◆ WRITTEN REQUEST
Omit all pictures. Copy the rest of the material exactly.

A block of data
§
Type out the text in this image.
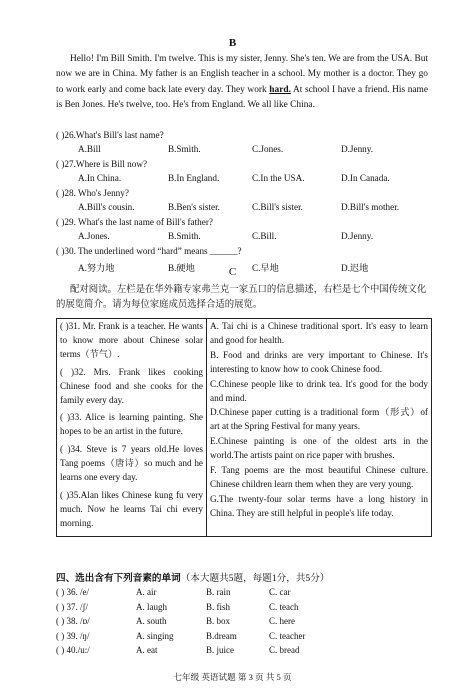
B
Hello! I'm Bill Smith. I'm twelve. This is my sister, Jenny. She's ten. We are from the USA. But now we are in China. My father is an English teacher in a school. My mother is a doctor. They go to work early and come back late every day. They work hard. At school I have a friend. His name is Ben Jones. He's twelve, too. He's from England. We all like China.
( )26.What's Bill's last name?
A.Bill	B.Smith.	C.Jones.	D.Jenny.
( )27.Where is Bill now?
A.In China.	B.In England.	C.In the USA.	D.In Canada.
( )28. Who's Jenny?
A.Bill's cousin.	B.Ben's sister.	C.Bill's sister.	D.Bill's mother.
( )29. What's the last name of Bill's father?
A.Jones.	B.Smith.	C.Bill.	D.Jenny.
( )30. The underlined word “hard” means ______?
A.努力地	B.硬地	C.早地	D.迟地
C
配对阅读。左栏是在华外籍专家弗兰克一家五口的信息描述，右栏是七个中国传统文化的展览简介。请为每位家庭成员选择合适的展览。

( )31. Mr. Frank is a teacher. He wants to know more about Chinese solar terms（节气）.

( )32. Mrs. Frank likes cooking Chinese food and she cooks for the family every day.

( )33. Alice is learning painting. She hopes to be an artist in the future.

( )34. Steve is 7 years old.He loves Tang poems（唐诗）so much and he learns one every day.

( )35.Alan likes Chinese kung fu very much. Now he learns Tai chi every morning.

A. Tai chi is a Chinese traditional sport. It's easy to learn and good for health.

B. Food and drinks are very important to Chinese. It's interesting to know how to cook Chinese food.

C.Chinese people like to drink tea. It's good for the body and mind.

D.Chinese paper cutting is a traditional form（形式）of art at the Spring Festival for many years.

E.Chinese painting is one of the oldest arts in the world.The artists paint on rice paper with brushes.

F. Tang poems are the most beautiful Chinese culture. Chinese children learn them when they are very young.

G.The twenty-four solar terms have a long history in China. They are still helpful in people's life today.

四、选出含有下列音素的单词（本大题共5题，每题1分，共5分）
( ) 36. /e/	A. air	B. rain	C. car
( ) 37. /ʃ/	A. laugh	B. fish	C. teach
( ) 38. /ɒ/	A. south	B. box	C. here
( ) 39. /ŋ/	A. singing	B.dream	C. teacher
( ) 40./u:/	A. eat	B. juice	C. bread
七年级 英语试题 第 3 页 共 5 页
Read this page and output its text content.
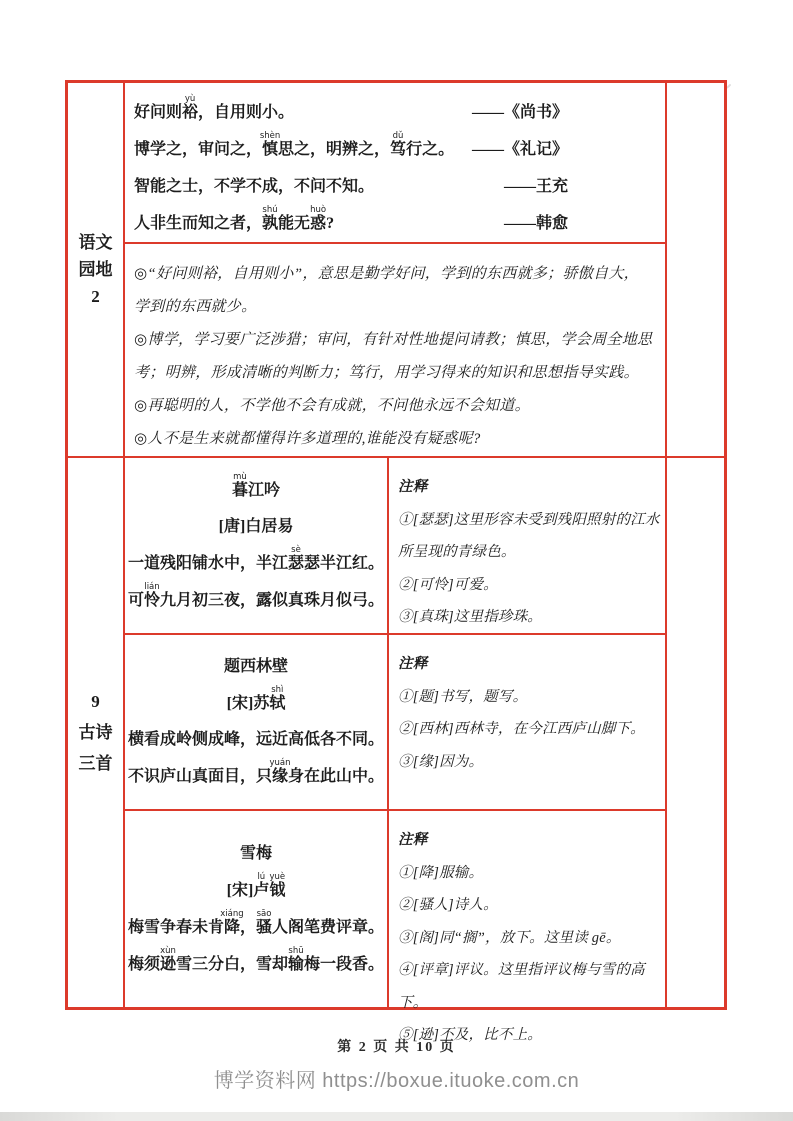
语文
园地
2
好问则裕yù，自用则小。	——《尚书》
博学之，审问之，慎shèn思之，明辨之，笃dǔ行之。	——《礼记》
智能之士，不学不成，不问不知。	——王充
人非生而知之者，孰shú能无惑huò?	——韩愈
◎“好问则裕，自用则小”，意思是勤学好问，学到的东西就多；骄傲自大，学到的东西就少。
◎博学，学习要广泛涉猎；审问，有针对性地提问请教；慎思，学会周全地思考；明辨，形成清晰的判断力；笃行，用学习得来的知识和思想指导实践。
◎再聪明的人，不学他不会有成就，不问他永远不会知道。
◎人不是生来就都懂得许多道理的,谁能没有疑惑呢?
9
古诗
三首
暮mù江吟
[唐]白居易
一道残阳铺水中，半江瑟sè瑟半江红。
可怜lián九月初三夜，露似真珠月似弓。
注释
①[瑟瑟]这里形容未受到残阳照射的江水所呈现的青绿色。
②[可怜]可爱。
③[真珠]这里指珍珠。
题西林壁
[宋]苏轼shì
横看成岭侧成峰，远近高低各不同。
不识庐山真面目，只缘yuán身在此山中。
注释
①[题]书写，题写。
②[西林]西林寺，在今江西庐山脚下。
③[缘]因为。
雪梅
[宋]卢lú钺yuè
梅雪争春未肯降xiáng，骚sāo人阁笔费评章。
梅须逊xùn雪三分白，雪却输shū梅一段香。
注释
①[降]服输。
②[骚人]诗人。
③[阁]同“搁”，放下。这里读 gē。
④[评章]评议。这里指评议梅与雪的高下。
⑤[逊]不及，比不上。
第 2 页 共 10 页
博学资料网 https://boxue.ituoke.com.cn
§
◆ IN RESPONSE
Type out the text in this image.
B
Hello! I'm Bill Smith. I'm twelve. This is my sister, Jenny. She's ten. We are from the USA. But now we are in China. My father is an English teacher in a school. My mother is a doctor. They go to work early and come back late every day. They work hard. At school I have a friend. His name is Ben Jones. He's twelve, too. He's from England. We all like China.
( )26.What's Bill's last name?
A.Bill	B.Smith.	C.Jones.	D.Jenny.
( )27.Where is Bill now?
A.In China.	B.In England.	C.In the USA.	D.In Canada.
( )28. Who's Jenny?
A.Bill's cousin.	B.Ben's sister.	C.Bill's sister.	D.Bill's mother.
( )29. What's the last name of Bill's father?
A.Jones.	B.Smith.	C.Bill.	D.Jenny.
( )30. The underlined word “hard” means ______?
A.努力地	B.硬地	C.早地	D.迟地
C
配对阅读。左栏是在华外籍专家弗兰克一家五口的信息描述，右栏是七个中国传统文化的展览简介。请为每位家庭成员选择合适的展览。

( )31. Mr. Frank is a teacher. He wants to know more about Chinese solar terms（节气）.

( )32. Mrs. Frank likes cooking Chinese food and she cooks for the family every day.

( )33. Alice is learning painting. She hopes to be an artist in the future.

( )34. Steve is 7 years old.He loves Tang poems（唐诗）so much and he learns one every day.

( )35.Alan likes Chinese kung fu very much. Now he learns Tai chi every morning.

A. Tai chi is a Chinese traditional sport. It's easy to learn and good for health.

B. Food and drinks are very important to Chinese. It's interesting to know how to cook Chinese food.

C.Chinese people like to drink tea. It's good for the body and mind.

D.Chinese paper cutting is a traditional form（形式）of art at the Spring Festival for many years.

E.Chinese painting is one of the oldest arts in the world.The artists paint on rice paper with brushes.

F. Tang poems are the most beautiful Chinese culture. Chinese children learn them when they are very young.

G.The twenty-four solar terms have a long history in China. They are still helpful in people's life today.

四、选出含有下列音素的单词（本大题共5题，每题1分，共5分）
( ) 36. /e/	A. air	B. rain	C. car
( ) 37. /ʃ/	A. laugh	B. fish	C. teach
( ) 38. /ɒ/	A. south	B. box	C. here
( ) 39. /ŋ/	A. singing	B.dream	C. teacher
( ) 40./u:/	A. eat	B. juice	C. bread
七年级 英语试题 第 3 页 共 5 页
Read this page and output its text content.
语文
园地
2
好问则裕yù，自用则小。	——《尚书》
博学之，审问之，慎shèn思之，明辨之，笃dǔ行之。	——《礼记》
智能之士，不学不成，不问不知。	——王充
人非生而知之者，孰shú能无惑huò?	——韩愈
◎“好问则裕，自用则小”，意思是勤学好问，学到的东西就多；骄傲自大，学到的东西就少。
◎博学，学习要广泛涉猎；审问，有针对性地提问请教；慎思，学会周全地思考；明辨，形成清晰的判断力；笃行，用学习得来的知识和思想指导实践。
◎再聪明的人，不学他不会有成就，不问他永远不会知道。
◎人不是生来就都懂得许多道理的,谁能没有疑惑呢?
9
古诗
三首
暮mù江吟
[唐]白居易
一道残阳铺水中，半江瑟sè瑟半江红。
可怜lián九月初三夜，露似真珠月似弓。
注释
①[瑟瑟]这里形容未受到残阳照射的江水所呈现的青绿色。
②[可怜]可爱。
③[真珠]这里指珍珠。
题西林壁
[宋]苏轼shì
横看成岭侧成峰，远近高低各不同。
不识庐山真面目，只缘yuán身在此山中。
注释
①[题]书写，题写。
②[西林]西林寺，在今江西庐山脚下。
③[缘]因为。
雪梅
[宋]卢lú钺yuè
梅雪争春未肯降xiáng，骚sāo人阁笔费评章。
梅须逊xùn雪三分白，雪却输shū梅一段香。
注释
①[降]服输。
②[骚人]诗人。
③[阁]同“搁”，放下。这里读 gē。
④[评章]评议。这里指评议梅与雪的高下。
⑤[逊]不及，比不上。
第 2 页 共 10 页
博学资料网 https://boxue.ituoke.com.cn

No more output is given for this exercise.